## Your instructions
Hunt for the word "由衣架式上横杆" across the entries below, copying each line that holds it.

(Saved data entries)
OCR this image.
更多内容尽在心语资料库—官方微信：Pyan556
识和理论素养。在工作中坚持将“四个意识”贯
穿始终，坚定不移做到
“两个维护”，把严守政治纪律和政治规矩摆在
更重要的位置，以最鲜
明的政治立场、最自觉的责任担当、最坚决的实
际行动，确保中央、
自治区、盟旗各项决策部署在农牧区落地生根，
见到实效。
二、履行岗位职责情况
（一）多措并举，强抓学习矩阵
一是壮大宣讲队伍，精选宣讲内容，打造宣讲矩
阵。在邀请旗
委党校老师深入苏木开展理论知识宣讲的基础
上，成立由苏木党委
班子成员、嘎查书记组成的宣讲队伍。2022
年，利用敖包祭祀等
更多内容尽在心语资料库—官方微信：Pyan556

---

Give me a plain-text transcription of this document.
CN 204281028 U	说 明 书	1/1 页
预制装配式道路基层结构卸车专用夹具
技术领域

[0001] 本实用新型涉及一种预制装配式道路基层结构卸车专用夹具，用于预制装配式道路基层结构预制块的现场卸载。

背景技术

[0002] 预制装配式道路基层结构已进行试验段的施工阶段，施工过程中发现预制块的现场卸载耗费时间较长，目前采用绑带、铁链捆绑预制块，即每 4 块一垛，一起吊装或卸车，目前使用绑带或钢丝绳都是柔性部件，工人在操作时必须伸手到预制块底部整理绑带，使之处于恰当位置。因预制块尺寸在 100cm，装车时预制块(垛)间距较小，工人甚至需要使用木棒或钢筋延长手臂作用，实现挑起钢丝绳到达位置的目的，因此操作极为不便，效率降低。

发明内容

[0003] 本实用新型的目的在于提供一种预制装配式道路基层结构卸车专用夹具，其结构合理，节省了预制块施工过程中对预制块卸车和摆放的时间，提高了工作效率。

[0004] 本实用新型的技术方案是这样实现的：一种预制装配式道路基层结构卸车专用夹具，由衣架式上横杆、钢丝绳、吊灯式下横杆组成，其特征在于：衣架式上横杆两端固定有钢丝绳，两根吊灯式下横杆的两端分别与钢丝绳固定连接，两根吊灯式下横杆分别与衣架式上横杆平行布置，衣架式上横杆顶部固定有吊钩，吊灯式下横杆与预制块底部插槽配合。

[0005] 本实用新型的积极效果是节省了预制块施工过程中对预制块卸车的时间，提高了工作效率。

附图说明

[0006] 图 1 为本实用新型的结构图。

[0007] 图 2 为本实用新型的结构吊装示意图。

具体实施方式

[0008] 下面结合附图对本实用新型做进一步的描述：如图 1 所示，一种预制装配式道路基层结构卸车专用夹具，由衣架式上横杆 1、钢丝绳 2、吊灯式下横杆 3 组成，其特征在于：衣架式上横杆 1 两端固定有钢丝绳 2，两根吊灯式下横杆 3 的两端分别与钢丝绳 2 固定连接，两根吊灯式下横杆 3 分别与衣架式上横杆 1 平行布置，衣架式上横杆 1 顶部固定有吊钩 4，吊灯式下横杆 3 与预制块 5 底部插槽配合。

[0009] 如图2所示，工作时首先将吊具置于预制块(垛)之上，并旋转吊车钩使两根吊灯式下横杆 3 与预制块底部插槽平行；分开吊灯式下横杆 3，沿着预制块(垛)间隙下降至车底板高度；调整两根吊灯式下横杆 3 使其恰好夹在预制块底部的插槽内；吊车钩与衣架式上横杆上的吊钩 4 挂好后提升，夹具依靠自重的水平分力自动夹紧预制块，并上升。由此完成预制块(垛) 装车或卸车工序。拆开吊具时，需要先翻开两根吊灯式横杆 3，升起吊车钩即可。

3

## Written solution
[0004] 本实用新型的技术方案是这样实现的：一种预制装配式道路基层结构卸车专用夹具，由衣架式上横杆、钢丝绳、吊灯式下横杆组成，其特征在于：衣架式上横杆两端固定有钢丝绳，两根吊灯式下横杆的两端分别与钢丝绳固定连接，两根吊灯式下横杆分别与衣架式上横杆平行布置，衣架式上横杆顶部固定有吊钩，吊灯式下横杆与预制块底部插槽配合。
[0008] 下面结合附图对本实用新型做进一步的描述：如图 1 所示，一种预制装配式道路基层结构卸车专用夹具，由衣架式上横杆 1、钢丝绳 2、吊灯式下横杆 3 组成，其特征在于：衣架式上横杆 1 两端固定有钢丝绳 2，两根吊灯式下横杆 3 的两端分别与钢丝绳 2 固定连接，两根吊灯式下横杆 3 分别与衣架式上横杆 1 平行布置，衣架式上横杆 1 顶部固定有吊钩 4，吊灯式下横杆 3 与预制块 5 底部插槽配合。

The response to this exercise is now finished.